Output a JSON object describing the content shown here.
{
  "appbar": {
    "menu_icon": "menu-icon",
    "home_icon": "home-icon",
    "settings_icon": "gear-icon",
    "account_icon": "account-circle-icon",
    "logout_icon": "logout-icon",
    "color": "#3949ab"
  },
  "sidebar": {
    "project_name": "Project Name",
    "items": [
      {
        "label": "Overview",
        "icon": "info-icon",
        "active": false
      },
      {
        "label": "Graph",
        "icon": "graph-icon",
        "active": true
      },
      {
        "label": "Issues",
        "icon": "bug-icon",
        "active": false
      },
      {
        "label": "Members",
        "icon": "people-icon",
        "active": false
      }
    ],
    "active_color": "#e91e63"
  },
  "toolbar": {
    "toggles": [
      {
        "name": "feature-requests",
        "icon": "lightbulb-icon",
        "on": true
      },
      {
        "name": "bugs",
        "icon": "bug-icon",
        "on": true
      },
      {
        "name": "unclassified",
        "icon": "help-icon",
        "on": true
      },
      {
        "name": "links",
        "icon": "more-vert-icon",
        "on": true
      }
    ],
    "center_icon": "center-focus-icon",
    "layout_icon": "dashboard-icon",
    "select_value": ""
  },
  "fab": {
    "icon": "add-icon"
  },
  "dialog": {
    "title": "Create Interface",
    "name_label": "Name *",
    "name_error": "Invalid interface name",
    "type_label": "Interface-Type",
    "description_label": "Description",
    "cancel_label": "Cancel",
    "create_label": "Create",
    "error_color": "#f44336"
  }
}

◆ ◆ ◆ ◆ ◆

● **Directions for this task**
Copy all data exactly, start to finish.

● **Response**
Output a JSON object describing the content shown here.
{
  "appbar": {
    "menu_icon": "menu-icon",
    "home_icon": "home-icon",
    "settings_icon": "gear-icon",
    "account_icon": "account-circle-icon",
    "logout_icon": "logout-icon",
    "color": "#3949ab"
  },
  "sidebar": {
    "project_name": "Project Name",
    "items": [
      {
        "label": "Overview",
        "icon": "info-icon",
        "active": false
      },
      {
        "label": "Graph",
        "icon": "graph-icon",
        "active": true
      },
      {
        "label": "Issues",
        "icon": "bug-icon",
        "active": false
      },
      {
        "label": "Members",
        "icon": "people-icon",
        "active": false
      }
    ],
    "active_color": "#e91e63"
  },
  "toolbar": {
    "toggles": [
      {
        "name": "feature-requests",
        "icon": "lightbulb-icon",
        "on": true
      },
      {
        "name": "bugs",
        "icon": "bug-icon",
        "on": true
      },
      {
        "name": "unclassified",
        "icon": "help-icon",
        "on": true
      },
      {
        "name": "links",
        "icon": "more-vert-icon",
        "on": true
      }
    ],
    "center_icon": "center-focus-icon",
    "layout_icon": "dashboard-icon",
    "select_value": ""
  },
  "fab": {
    "icon": "add-icon"
  },
  "dialog": {
    "title": "Create Interface",
    "name_label": "Name *",
    "name_error": "Invalid interface name",
    "type_label": "Interface-Type",
    "description_label": "Description",
    "cancel_label": "Cancel",
    "create_label": "Create",
    "error_color": "#f44336"
  }
}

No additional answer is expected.